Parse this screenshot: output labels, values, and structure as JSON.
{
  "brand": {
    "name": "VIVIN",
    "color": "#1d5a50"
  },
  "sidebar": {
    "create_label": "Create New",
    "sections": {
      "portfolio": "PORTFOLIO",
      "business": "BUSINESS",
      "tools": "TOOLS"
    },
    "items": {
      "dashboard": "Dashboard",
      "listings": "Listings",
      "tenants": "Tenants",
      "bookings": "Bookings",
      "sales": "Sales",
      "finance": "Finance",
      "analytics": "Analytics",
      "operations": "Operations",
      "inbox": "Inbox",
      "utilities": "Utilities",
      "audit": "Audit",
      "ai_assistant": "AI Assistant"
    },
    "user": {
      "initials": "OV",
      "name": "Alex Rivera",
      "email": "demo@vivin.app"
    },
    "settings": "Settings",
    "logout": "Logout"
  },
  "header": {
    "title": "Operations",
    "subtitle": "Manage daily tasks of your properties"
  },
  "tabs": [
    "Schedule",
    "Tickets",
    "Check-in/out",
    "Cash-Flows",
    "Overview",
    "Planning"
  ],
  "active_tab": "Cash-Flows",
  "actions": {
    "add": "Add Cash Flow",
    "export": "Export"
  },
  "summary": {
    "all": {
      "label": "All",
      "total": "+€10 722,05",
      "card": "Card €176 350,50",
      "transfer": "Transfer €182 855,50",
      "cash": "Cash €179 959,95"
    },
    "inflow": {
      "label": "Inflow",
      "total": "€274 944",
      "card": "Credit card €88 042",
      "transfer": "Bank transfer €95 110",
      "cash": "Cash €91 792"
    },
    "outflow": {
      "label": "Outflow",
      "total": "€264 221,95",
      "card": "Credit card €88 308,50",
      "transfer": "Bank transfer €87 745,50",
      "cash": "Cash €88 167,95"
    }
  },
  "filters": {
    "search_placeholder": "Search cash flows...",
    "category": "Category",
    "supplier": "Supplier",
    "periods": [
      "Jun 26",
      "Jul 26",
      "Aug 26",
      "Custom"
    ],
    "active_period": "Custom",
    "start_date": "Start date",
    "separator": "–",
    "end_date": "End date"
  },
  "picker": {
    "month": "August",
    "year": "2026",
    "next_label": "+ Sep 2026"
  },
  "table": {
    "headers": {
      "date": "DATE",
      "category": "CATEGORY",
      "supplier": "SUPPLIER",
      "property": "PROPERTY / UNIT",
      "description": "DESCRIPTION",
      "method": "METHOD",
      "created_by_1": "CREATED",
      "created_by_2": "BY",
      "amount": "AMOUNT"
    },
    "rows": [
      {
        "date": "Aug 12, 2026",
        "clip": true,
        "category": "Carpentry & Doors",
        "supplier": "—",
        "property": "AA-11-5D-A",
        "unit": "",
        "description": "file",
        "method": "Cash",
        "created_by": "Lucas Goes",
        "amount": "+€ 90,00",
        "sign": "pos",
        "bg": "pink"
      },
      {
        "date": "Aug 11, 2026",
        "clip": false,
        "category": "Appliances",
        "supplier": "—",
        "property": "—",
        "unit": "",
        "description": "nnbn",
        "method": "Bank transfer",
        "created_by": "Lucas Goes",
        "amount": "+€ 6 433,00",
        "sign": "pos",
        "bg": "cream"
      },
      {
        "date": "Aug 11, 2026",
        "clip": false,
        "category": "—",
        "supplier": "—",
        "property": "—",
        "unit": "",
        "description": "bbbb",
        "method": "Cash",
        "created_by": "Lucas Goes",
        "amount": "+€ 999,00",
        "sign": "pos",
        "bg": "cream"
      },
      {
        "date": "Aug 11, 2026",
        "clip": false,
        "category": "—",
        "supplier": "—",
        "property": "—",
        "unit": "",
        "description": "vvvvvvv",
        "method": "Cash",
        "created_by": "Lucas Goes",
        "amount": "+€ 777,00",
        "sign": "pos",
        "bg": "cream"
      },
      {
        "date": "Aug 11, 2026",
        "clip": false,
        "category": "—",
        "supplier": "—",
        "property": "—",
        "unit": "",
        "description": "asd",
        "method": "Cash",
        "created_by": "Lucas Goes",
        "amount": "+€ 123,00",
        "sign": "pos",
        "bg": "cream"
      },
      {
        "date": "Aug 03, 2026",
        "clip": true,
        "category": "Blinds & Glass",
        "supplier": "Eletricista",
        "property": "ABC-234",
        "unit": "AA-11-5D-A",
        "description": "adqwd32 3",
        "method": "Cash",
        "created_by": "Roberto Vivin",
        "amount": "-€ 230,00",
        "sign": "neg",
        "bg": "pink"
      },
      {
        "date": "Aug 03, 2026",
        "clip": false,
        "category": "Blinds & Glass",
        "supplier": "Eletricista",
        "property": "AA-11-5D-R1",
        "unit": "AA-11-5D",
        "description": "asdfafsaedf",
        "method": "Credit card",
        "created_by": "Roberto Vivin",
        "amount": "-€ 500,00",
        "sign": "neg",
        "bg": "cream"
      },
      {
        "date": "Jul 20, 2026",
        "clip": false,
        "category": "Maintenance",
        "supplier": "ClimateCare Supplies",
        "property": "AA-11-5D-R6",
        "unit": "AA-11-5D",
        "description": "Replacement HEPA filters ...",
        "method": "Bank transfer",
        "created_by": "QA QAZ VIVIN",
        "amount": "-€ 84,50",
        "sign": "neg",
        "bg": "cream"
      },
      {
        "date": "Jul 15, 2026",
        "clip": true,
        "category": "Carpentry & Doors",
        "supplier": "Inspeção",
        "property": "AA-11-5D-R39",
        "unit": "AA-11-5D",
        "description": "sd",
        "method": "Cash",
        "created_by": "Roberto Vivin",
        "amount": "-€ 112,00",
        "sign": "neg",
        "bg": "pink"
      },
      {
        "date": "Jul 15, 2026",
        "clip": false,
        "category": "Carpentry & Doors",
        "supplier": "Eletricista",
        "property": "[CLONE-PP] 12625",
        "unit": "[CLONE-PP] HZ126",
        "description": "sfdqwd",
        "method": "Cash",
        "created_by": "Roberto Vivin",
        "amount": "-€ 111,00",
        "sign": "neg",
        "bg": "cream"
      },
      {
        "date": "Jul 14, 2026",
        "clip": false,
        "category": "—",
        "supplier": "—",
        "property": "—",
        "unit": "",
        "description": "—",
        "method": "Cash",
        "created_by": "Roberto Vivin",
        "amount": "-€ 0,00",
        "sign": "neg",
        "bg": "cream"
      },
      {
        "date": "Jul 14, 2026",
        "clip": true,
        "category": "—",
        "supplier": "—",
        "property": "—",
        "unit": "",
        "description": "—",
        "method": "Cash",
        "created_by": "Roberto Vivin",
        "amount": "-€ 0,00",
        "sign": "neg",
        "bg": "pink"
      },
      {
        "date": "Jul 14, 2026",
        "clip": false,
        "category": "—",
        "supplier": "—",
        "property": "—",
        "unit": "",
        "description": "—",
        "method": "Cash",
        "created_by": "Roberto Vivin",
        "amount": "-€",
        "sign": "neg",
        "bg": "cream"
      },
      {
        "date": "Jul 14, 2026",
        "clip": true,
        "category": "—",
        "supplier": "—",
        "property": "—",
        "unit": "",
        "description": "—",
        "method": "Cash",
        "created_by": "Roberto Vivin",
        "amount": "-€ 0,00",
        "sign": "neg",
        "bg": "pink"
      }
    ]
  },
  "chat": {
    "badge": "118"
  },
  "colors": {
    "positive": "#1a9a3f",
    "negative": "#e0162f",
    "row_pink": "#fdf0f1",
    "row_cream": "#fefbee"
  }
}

*Challenge*
Give the entries once more, exactly as they appear.

*Completed exercise*
Parse this screenshot: output labels, values, and structure as JSON.
{
  "brand": {
    "name": "VIVIN",
    "color": "#1d5a50"
  },
  "sidebar": {
    "create_label": "Create New",
    "sections": {
      "portfolio": "PORTFOLIO",
      "business": "BUSINESS",
      "tools": "TOOLS"
    },
    "items": {
      "dashboard": "Dashboard",
      "listings": "Listings",
      "tenants": "Tenants",
      "bookings": "Bookings",
      "sales": "Sales",
      "finance": "Finance",
      "analytics": "Analytics",
      "operations": "Operations",
      "inbox": "Inbox",
      "utilities": "Utilities",
      "audit": "Audit",
      "ai_assistant": "AI Assistant"
    },
    "user": {
      "initials": "OV",
      "name": "Alex Rivera",
      "email": "demo@vivin.app"
    },
    "settings": "Settings",
    "logout": "Logout"
  },
  "header": {
    "title": "Operations",
    "subtitle": "Manage daily tasks of your properties"
  },
  "tabs": [
    "Schedule",
    "Tickets",
    "Check-in/out",
    "Cash-Flows",
    "Overview",
    "Planning"
  ],
  "active_tab": "Cash-Flows",
  "actions": {
    "add": "Add Cash Flow",
    "export": "Export"
  },
  "summary": {
    "all": {
      "label": "All",
      "total": "+€10 722,05",
      "card": "Card €176 350,50",
      "transfer": "Transfer €182 855,50",
      "cash": "Cash €179 959,95"
    },
    "inflow": {
      "label": "Inflow",
      "total": "€274 944",
      "card": "Credit card €88 042",
      "transfer": "Bank transfer €95 110",
      "cash": "Cash €91 792"
    },
    "outflow": {
      "label": "Outflow",
      "total": "€264 221,95",
      "card": "Credit card €88 308,50",
      "transfer": "Bank transfer €87 745,50",
      "cash": "Cash €88 167,95"
    }
  },
  "filters": {
    "search_placeholder": "Search cash flows...",
    "category": "Category",
    "supplier": "Supplier",
    "periods": [
      "Jun 26",
      "Jul 26",
      "Aug 26",
      "Custom"
    ],
    "active_period": "Custom",
    "start_date": "Start date",
    "separator": "–",
    "end_date": "End date"
  },
  "picker": {
    "month": "August",
    "year": "2026",
    "next_label": "+ Sep 2026"
  },
  "table": {
    "headers": {
      "date": "DATE",
      "category": "CATEGORY",
      "supplier": "SUPPLIER",
      "property": "PROPERTY / UNIT",
      "description": "DESCRIPTION",
      "method": "METHOD",
      "created_by_1": "CREATED",
      "created_by_2": "BY",
      "amount": "AMOUNT"
    },
    "rows": [
      {
        "date": "Aug 12, 2026",
        "clip": true,
        "category": "Carpentry & Doors",
        "supplier": "—",
        "property": "AA-11-5D-A",
        "unit": "",
        "description": "file",
        "method": "Cash",
        "created_by": "Lucas Goes",
        "amount": "+€ 90,00",
        "sign": "pos",
        "bg": "pink"
      },
      {
        "date": "Aug 11, 2026",
        "clip": false,
        "category": "Appliances",
        "supplier": "—",
        "property": "—",
        "unit": "",
        "description": "nnbn",
        "method": "Bank transfer",
        "created_by": "Lucas Goes",
        "amount": "+€ 6 433,00",
        "sign": "pos",
        "bg": "cream"
      },
      {
        "date": "Aug 11, 2026",
        "clip": false,
        "category": "—",
        "supplier": "—",
        "property": "—",
        "unit": "",
        "description": "bbbb",
        "method": "Cash",
        "created_by": "Lucas Goes",
        "amount": "+€ 999,00",
        "sign": "pos",
        "bg": "cream"
      },
      {
        "date": "Aug 11, 2026",
        "clip": false,
        "category": "—",
        "supplier": "—",
        "property": "—",
        "unit": "",
        "description": "vvvvvvv",
        "method": "Cash",
        "created_by": "Lucas Goes",
        "amount": "+€ 777,00",
        "sign": "pos",
        "bg": "cream"
      },
      {
        "date": "Aug 11, 2026",
        "clip": false,
        "category": "—",
        "supplier": "—",
        "property": "—",
        "unit": "",
        "description": "asd",
        "method": "Cash",
        "created_by": "Lucas Goes",
        "amount": "+€ 123,00",
        "sign": "pos",
        "bg": "cream"
      },
      {
        "date": "Aug 03, 2026",
        "clip": true,
        "category": "Blinds & Glass",
        "supplier": "Eletricista",
        "property": "ABC-234",
        "unit": "AA-11-5D-A",
        "description": "adqwd32 3",
        "method": "Cash",
        "created_by": "Roberto Vivin",
        "amount": "-€ 230,00",
        "sign": "neg",
        "bg": "pink"
      },
      {
        "date": "Aug 03, 2026",
        "clip": false,
        "category": "Blinds & Glass",
        "supplier": "Eletricista",
        "property": "AA-11-5D-R1",
        "unit": "AA-11-5D",
        "description": "asdfafsaedf",
        "method": "Credit card",
        "created_by": "Roberto Vivin",
        "amount": "-€ 500,00",
        "sign": "neg",
        "bg": "cream"
      },
      {
        "date": "Jul 20, 2026",
        "clip": false,
        "category": "Maintenance",
        "supplier": "ClimateCare Supplies",
        "property": "AA-11-5D-R6",
        "unit": "AA-11-5D",
        "description": "Replacement HEPA filters ...",
        "method": "Bank transfer",
        "created_by": "QA QAZ VIVIN",
        "amount": "-€ 84,50",
        "sign": "neg",
        "bg": "cream"
      },
      {
        "date": "Jul 15, 2026",
        "clip": true,
        "category": "Carpentry & Doors",
        "supplier": "Inspeção",
        "property": "AA-11-5D-R39",
        "unit": "AA-11-5D",
        "description": "sd",
        "method": "Cash",
        "created_by": "Roberto Vivin",
        "amount": "-€ 112,00",
        "sign": "neg",
        "bg": "pink"
      },
      {
        "date": "Jul 15, 2026",
        "clip": false,
        "category": "Carpentry & Doors",
        "supplier": "Eletricista",
        "property": "[CLONE-PP] 12625",
        "unit": "[CLONE-PP] HZ126",
        "description": "sfdqwd",
        "method": "Cash",
        "created_by": "Roberto Vivin",
        "amount": "-€ 111,00",
        "sign": "neg",
        "bg": "cream"
      },
      {
        "date": "Jul 14, 2026",
        "clip": false,
        "category": "—",
        "supplier": "—",
        "property": "—",
        "unit": "",
        "description": "—",
        "method": "Cash",
        "created_by": "Roberto Vivin",
        "amount": "-€ 0,00",
        "sign": "neg",
        "bg": "cream"
      },
      {
        "date": "Jul 14, 2026",
        "clip": true,
        "category": "—",
        "supplier": "—",
        "property": "—",
        "unit": "",
        "description": "—",
        "method": "Cash",
        "created_by": "Roberto Vivin",
        "amount": "-€ 0,00",
        "sign": "neg",
        "bg": "pink"
      },
      {
        "date": "Jul 14, 2026",
        "clip": false,
        "category": "—",
        "supplier": "—",
        "property": "—",
        "unit": "",
        "description": "—",
        "method": "Cash",
        "created_by": "Roberto Vivin",
        "amount": "-€",
        "sign": "neg",
        "bg": "cream"
      },
      {
        "date": "Jul 14, 2026",
        "clip": true,
        "category": "—",
        "supplier": "—",
        "property": "—",
        "unit": "",
        "description": "—",
        "method": "Cash",
        "created_by": "Roberto Vivin",
        "amount": "-€ 0,00",
        "sign": "neg",
        "bg": "pink"
      }
    ]
  },
  "chat": {
    "badge": "118"
  },
  "colors": {
    "positive": "#1a9a3f",
    "negative": "#e0162f",
    "row_pink": "#fdf0f1",
    "row_cream": "#fefbee"
  }
}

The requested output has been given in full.